*Texte à analyser*.
───

En 2017, avant les dernières élections communales, la Wallonie comptait 170 Echevins du Bien-être animal. Le décompte de GAIA indique qu'il y en a aujourd'hui 223 sur un total de 262 villes et communes, soit une augmentation de 31%. 

85% des communes wallonnes possèdent un représentant officiel pour le Bien-être animal. Dans la province de Namur, 74% des communes possèdent un Echevin du Bien-être animal ou un Bourgmestre en charge de cette compétence, 10 communes font donc défaut et ne disposent pas encore d’un responsable en la matière. Selon Michel Vandenbosch, Président de l’association de défense des animaux GAIA « l'inscription explicite du bien-être animal parmi les compétences d'un échevin ainsi qu’un vrai programme politique sont indispensables ».

Pour cette évaluation, les élus locaux ont disposé de 6 mois - entre juin et décembre 2021 - pour répondre à un questionnaire approfondi de plus de 80 questions, portant sur 10 grandes thématiques ; parmi lesquelles : la désignation d’un référent Bien-être animal au sein de chaque commune et de chaque zone de police, la collaboration avec les autres acteurs du secteur (refuges, police, vétérinaires, etc.), la sensibilisation de la population et des enfants au bien-être animal, la mise en place d’un programme complet de gestion des chats errants, un contrôle de la population de pigeons respectueux des animaux, l'absence d'animaux vivants sur les marchés et autres lieux d’exposition, l'interdiction de tirer des feux d'artifice ou encore, l'impossibilité d'obtenir des autorisations d’abattage à domicile.

Sur base des informations reçues par GAIA, un classement a été établi pour la province de Namur. La première place du classement est attribuée à Jemeppe-sur-Sambre (87%) suivie de près par Andenne (79%) et Sambreville (78%). Les communes d’Ohey (51%) et Philippeville (47%) arrivent, quant à elles, dernières du classement. Cela reste cependant un meilleur point de départ que les villes et communes qui n'ont pas participé à notre enquête.

───

*Consignes*.
1) D'après le texte à analyser, combien d'Echevins du Bien-être animal la Wallonie compte-t-elle aujourd'hui selon le décompte de GAIA ?
2) Reprenez mot pour mot le passage du texte à analyser qui commence aux mots « En 2017, avant » et s'arrête après « augmentation de 31%. ».

───

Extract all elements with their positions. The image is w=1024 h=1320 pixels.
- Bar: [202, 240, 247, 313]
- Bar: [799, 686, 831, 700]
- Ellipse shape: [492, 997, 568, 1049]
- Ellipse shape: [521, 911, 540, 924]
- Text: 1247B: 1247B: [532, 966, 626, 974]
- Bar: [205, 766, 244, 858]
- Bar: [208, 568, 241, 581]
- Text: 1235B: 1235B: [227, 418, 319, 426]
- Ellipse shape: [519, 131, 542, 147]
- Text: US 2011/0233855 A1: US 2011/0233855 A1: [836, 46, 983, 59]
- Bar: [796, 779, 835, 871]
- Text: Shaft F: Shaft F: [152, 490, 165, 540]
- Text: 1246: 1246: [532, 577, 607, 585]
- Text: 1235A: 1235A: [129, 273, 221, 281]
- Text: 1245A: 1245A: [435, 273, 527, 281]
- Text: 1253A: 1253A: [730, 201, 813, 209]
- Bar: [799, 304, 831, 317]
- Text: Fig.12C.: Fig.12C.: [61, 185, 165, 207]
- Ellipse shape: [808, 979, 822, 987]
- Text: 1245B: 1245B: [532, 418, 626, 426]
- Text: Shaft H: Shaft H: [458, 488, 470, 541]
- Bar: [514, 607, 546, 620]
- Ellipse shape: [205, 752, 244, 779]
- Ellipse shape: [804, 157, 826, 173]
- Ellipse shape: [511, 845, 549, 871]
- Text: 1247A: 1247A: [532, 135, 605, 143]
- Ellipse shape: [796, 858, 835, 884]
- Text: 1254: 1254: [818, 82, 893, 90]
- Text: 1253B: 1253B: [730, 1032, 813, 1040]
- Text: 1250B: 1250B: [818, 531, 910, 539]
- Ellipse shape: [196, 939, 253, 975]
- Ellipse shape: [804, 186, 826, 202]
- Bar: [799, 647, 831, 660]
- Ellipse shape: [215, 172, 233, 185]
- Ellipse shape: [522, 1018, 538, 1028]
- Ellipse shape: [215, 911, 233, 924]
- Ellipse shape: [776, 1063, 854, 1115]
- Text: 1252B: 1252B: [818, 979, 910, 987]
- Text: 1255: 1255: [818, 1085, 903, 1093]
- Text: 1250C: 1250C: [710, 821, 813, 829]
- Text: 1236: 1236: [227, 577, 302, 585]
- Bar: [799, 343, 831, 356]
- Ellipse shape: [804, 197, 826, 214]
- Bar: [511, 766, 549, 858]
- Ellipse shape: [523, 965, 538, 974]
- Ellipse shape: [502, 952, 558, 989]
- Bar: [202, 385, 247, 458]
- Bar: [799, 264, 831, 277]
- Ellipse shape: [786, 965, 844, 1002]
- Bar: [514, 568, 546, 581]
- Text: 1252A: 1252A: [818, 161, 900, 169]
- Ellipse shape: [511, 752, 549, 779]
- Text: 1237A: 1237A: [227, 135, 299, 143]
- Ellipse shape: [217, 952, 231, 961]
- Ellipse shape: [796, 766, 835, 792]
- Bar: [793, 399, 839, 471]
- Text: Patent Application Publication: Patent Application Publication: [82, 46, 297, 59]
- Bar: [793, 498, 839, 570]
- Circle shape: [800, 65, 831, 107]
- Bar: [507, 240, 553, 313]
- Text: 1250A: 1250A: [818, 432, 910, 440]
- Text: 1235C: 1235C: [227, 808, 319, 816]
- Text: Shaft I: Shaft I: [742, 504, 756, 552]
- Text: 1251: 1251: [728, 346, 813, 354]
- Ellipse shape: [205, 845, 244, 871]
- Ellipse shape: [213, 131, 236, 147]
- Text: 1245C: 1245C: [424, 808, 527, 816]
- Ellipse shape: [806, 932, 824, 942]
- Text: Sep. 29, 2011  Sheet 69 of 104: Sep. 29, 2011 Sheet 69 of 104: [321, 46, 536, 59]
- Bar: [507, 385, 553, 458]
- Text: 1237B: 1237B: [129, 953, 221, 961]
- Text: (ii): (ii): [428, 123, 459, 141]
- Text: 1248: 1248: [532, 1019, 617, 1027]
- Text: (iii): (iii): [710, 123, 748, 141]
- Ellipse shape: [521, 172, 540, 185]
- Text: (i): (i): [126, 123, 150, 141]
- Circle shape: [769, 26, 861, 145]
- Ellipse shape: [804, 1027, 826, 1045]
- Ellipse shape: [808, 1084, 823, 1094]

───

*Réponses par item*.
1) 223, sur un total de 262 villes et communes.

2)
En 2017, avant les dernières élections communales, la Wallonie comptait 170 Echevins du Bien-être animal. Le décompte de GAIA indique qu'il y en a aujourd'hui 223 sur un total de 262 villes et communes, soit une augmentation de 31%.